# Entries:
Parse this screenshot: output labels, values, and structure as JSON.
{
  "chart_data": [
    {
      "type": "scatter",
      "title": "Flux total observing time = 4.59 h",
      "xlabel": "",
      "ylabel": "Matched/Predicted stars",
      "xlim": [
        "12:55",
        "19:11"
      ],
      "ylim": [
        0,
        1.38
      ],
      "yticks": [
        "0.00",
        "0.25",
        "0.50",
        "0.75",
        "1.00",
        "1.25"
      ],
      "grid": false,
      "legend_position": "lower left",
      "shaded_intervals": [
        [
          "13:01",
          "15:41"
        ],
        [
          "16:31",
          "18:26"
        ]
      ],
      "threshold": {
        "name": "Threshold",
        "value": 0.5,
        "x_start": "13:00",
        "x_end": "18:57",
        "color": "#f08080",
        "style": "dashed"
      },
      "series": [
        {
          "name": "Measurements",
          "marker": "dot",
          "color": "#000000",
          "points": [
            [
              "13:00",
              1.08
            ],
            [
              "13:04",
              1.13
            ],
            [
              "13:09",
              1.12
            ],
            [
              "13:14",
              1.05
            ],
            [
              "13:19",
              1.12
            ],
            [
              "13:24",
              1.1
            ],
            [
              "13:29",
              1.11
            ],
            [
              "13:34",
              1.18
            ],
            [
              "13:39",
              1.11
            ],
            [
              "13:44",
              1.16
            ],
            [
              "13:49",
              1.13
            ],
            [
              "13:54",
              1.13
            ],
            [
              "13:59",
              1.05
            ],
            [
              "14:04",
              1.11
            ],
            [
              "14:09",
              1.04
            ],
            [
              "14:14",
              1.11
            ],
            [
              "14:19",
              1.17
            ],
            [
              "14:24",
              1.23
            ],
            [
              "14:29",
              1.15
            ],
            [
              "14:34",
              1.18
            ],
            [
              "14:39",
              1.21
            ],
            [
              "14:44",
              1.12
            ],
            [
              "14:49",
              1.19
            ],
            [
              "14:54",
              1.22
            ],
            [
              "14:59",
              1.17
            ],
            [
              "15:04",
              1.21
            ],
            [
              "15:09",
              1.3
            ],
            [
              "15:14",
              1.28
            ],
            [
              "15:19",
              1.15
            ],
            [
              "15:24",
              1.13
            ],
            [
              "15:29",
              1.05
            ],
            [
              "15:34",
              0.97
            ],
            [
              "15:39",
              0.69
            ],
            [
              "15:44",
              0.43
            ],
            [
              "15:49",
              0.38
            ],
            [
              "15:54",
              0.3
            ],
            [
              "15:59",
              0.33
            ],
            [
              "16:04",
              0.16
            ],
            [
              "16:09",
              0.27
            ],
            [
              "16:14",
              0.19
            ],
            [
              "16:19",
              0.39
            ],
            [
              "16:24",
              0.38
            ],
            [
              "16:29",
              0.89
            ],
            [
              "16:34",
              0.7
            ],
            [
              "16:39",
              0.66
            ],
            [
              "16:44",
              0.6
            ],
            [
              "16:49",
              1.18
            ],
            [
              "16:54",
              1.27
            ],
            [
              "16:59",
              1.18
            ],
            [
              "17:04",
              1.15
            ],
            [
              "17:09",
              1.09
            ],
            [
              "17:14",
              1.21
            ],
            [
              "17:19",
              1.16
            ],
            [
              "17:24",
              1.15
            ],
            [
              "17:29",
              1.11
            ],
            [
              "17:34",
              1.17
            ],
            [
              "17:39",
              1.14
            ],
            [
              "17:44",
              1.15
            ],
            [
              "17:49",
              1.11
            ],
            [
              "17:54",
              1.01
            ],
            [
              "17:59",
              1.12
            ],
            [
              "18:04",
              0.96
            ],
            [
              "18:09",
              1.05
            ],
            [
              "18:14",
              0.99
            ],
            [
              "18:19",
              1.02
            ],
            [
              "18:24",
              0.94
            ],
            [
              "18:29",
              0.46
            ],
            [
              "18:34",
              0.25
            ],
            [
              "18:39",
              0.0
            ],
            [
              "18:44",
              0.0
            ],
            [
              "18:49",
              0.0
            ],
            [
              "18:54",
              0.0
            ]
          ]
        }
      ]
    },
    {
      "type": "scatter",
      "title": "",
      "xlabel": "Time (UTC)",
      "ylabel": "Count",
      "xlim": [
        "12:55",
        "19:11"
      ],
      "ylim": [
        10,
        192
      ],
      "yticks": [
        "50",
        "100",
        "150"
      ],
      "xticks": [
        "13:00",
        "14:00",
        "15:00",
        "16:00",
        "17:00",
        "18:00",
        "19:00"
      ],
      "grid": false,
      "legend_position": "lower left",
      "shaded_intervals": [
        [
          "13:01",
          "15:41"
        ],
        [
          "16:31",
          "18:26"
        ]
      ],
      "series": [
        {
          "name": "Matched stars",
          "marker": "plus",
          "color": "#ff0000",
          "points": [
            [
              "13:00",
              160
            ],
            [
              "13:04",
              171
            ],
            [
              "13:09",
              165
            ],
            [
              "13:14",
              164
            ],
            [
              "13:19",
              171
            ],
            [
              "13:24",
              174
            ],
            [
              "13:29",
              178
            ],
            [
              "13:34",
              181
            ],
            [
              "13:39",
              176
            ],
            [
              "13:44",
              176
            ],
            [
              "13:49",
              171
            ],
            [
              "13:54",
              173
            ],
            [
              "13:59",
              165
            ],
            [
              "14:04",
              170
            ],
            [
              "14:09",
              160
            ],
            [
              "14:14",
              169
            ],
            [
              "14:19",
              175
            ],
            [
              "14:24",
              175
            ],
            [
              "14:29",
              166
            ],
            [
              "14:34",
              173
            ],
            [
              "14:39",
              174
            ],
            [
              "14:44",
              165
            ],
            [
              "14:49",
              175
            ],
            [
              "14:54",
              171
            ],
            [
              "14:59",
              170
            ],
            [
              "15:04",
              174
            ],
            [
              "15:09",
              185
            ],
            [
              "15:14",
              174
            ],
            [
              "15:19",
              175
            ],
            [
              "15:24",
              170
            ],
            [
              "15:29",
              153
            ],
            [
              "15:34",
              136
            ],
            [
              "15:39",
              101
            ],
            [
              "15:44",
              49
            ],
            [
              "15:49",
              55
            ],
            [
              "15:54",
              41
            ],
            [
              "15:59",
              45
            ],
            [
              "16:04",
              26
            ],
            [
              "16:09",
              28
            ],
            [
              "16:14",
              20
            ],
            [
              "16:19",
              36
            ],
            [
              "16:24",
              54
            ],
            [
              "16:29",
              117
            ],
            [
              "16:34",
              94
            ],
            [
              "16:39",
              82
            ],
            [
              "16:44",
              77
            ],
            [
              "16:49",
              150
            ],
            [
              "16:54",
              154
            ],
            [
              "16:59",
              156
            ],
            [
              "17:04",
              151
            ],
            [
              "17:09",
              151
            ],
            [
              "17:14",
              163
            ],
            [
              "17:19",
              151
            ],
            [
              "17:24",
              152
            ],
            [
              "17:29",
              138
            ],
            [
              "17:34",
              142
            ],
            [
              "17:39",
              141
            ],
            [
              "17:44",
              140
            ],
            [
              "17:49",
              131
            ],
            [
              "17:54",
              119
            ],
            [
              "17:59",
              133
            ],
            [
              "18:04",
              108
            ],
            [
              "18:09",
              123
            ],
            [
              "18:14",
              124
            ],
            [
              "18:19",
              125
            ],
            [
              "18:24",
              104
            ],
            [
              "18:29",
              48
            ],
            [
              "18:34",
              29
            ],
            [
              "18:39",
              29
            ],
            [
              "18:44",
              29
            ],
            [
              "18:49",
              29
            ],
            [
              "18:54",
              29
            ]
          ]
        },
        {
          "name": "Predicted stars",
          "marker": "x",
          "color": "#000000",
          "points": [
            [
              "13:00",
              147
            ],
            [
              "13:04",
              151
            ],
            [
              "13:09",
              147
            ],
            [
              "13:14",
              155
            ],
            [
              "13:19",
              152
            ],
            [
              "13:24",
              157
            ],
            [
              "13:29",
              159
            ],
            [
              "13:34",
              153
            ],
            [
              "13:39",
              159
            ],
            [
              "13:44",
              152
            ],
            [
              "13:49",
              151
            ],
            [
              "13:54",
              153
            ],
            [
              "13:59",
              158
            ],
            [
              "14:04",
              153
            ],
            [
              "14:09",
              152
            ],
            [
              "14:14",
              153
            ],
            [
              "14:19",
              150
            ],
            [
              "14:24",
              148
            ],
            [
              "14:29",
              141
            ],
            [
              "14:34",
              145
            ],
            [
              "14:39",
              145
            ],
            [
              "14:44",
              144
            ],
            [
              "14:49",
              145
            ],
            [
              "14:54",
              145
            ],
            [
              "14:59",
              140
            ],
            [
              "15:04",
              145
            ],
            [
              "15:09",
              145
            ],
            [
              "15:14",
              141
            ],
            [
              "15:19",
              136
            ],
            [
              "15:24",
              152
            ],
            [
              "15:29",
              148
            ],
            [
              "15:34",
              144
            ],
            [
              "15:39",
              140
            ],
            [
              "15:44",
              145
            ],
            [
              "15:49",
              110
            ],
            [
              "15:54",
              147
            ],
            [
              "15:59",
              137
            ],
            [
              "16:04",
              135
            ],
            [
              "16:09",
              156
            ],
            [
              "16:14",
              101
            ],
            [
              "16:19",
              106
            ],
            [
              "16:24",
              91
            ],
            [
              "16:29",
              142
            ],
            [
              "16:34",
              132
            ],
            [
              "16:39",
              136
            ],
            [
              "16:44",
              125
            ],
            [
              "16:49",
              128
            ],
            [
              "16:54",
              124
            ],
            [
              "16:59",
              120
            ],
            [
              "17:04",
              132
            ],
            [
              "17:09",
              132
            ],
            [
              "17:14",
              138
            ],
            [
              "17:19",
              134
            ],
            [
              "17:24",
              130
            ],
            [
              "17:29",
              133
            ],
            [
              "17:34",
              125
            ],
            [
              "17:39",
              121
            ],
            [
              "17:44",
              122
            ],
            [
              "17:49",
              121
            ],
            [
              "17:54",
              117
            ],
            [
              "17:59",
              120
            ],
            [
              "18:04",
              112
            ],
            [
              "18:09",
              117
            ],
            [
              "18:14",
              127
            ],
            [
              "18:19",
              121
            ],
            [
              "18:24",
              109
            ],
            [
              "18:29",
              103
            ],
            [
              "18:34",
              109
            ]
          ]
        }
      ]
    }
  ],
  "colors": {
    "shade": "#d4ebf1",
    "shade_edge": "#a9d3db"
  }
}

* * *

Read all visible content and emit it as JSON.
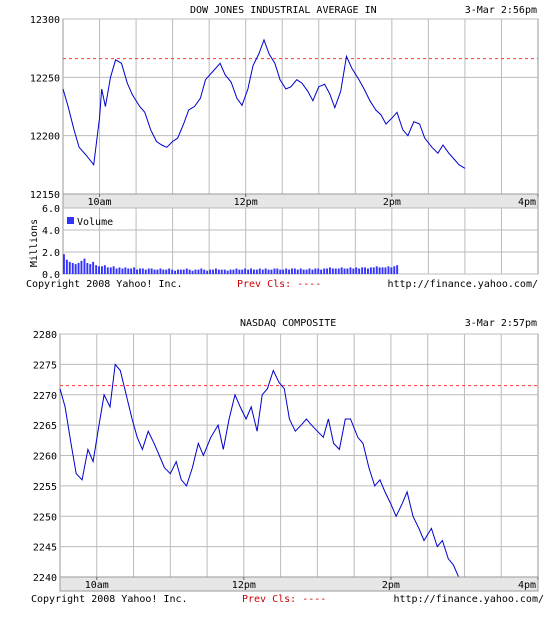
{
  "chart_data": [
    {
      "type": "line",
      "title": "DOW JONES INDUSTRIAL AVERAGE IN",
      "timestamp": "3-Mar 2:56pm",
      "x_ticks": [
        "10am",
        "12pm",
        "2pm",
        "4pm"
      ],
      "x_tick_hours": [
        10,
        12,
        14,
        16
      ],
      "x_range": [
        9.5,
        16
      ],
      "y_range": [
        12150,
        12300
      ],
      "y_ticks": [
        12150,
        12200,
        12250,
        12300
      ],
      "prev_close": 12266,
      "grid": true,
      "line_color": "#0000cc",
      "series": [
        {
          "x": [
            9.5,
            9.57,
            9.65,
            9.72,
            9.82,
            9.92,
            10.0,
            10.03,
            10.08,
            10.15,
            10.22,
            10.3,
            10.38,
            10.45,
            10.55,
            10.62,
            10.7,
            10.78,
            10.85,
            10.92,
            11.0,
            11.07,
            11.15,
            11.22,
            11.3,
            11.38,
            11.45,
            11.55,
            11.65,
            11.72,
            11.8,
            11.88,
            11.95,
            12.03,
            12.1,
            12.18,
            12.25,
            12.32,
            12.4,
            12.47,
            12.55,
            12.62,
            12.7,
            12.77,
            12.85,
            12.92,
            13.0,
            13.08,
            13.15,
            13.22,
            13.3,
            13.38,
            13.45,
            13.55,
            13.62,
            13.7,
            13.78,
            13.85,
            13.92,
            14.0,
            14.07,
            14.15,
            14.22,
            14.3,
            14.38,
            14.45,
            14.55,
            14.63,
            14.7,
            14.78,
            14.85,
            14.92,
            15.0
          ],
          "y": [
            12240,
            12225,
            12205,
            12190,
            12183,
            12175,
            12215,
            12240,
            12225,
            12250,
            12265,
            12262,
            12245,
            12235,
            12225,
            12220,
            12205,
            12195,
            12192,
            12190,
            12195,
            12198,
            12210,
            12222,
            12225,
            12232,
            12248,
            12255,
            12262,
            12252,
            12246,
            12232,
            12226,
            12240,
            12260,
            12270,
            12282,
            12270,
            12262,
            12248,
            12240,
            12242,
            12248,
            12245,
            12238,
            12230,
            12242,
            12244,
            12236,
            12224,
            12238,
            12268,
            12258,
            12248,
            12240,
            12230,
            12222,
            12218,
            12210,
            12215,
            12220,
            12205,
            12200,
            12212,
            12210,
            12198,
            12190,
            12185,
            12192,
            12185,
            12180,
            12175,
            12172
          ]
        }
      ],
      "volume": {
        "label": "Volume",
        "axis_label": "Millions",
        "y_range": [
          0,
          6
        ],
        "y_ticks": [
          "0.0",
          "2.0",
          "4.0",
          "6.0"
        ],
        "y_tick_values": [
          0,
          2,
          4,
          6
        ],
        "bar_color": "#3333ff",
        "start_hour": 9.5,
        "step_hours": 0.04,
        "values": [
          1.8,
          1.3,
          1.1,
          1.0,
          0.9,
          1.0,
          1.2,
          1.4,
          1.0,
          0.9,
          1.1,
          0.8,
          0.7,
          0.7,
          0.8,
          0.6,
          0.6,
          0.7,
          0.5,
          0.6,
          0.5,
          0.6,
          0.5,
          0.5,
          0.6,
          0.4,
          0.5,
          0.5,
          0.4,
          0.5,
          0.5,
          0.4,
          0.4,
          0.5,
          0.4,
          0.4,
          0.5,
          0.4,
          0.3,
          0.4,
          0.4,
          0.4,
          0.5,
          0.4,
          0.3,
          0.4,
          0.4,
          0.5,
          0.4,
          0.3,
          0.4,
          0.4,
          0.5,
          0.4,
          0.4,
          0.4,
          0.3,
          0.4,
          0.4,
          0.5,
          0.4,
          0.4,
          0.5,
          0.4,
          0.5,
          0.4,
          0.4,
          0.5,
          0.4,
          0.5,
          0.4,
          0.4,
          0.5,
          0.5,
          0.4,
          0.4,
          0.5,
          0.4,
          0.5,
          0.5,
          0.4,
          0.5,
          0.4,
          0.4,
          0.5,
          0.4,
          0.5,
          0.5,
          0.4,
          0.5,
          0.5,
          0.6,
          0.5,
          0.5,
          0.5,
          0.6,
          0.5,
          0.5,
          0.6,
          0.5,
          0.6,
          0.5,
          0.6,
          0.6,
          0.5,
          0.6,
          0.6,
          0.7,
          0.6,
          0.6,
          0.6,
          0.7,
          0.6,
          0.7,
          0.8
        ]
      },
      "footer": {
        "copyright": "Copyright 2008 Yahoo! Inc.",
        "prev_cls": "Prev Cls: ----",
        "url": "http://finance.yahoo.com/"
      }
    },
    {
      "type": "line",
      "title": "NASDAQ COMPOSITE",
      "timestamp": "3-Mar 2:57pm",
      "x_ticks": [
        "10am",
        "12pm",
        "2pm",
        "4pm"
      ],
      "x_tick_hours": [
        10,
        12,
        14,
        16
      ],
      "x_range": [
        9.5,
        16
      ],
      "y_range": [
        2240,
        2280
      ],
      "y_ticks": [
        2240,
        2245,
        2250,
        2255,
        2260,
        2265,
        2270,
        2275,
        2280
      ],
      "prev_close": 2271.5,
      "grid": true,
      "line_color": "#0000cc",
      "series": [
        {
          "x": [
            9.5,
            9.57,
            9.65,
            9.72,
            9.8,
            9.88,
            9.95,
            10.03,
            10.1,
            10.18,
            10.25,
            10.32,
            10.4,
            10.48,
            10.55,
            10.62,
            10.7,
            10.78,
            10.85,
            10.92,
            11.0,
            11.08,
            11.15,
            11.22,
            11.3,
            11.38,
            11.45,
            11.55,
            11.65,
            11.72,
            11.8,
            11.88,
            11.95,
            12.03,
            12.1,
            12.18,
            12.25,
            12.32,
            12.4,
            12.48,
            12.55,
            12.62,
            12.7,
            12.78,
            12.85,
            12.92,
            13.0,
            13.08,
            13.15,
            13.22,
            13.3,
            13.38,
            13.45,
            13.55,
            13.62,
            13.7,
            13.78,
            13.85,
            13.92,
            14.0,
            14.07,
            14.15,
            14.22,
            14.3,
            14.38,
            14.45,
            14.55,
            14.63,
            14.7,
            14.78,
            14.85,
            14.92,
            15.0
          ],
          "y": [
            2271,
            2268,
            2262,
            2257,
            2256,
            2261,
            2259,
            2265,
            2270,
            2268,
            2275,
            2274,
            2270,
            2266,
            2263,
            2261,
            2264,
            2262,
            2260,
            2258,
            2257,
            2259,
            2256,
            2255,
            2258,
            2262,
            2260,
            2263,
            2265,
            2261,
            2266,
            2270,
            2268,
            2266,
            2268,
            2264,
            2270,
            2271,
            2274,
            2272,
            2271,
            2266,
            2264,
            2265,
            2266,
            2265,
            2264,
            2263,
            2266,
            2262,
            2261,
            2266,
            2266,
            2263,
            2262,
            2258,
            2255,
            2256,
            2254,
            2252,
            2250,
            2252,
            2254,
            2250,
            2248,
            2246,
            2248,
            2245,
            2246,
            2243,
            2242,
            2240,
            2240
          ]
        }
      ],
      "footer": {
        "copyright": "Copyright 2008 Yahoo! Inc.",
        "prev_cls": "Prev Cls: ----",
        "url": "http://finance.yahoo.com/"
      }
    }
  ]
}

==

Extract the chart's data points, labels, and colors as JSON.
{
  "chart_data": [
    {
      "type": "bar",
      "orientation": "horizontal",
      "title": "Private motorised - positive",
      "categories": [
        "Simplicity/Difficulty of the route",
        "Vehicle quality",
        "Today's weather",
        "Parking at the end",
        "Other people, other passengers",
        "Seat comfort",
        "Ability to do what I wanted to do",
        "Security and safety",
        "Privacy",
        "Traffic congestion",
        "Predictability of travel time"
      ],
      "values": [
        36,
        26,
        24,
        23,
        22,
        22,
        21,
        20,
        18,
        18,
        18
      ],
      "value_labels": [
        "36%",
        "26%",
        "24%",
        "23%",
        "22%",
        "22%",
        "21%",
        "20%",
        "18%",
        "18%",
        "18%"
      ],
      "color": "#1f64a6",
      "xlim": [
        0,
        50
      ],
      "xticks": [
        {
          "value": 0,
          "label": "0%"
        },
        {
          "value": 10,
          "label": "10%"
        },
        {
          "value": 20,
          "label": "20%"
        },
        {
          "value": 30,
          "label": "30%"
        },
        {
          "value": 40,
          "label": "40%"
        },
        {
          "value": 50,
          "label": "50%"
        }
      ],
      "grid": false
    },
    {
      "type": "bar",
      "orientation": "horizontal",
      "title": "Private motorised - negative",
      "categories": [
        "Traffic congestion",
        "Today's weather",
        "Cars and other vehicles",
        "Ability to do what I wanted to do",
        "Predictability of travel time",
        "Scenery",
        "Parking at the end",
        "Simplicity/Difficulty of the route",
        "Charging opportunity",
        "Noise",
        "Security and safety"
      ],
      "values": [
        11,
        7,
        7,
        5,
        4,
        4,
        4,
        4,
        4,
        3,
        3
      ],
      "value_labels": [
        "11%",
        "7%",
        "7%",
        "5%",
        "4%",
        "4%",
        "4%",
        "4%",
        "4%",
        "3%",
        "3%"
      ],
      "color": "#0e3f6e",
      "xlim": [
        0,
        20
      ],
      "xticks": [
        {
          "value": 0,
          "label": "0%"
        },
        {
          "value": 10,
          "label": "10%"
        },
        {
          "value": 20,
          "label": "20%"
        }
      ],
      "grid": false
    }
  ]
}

# Exercise instructions:
Return each line among the entries that holds the word "Matched".

# Response to this exercise:
      "ylabel": "Matched/Predicted stars",
          "name": "Matched stars",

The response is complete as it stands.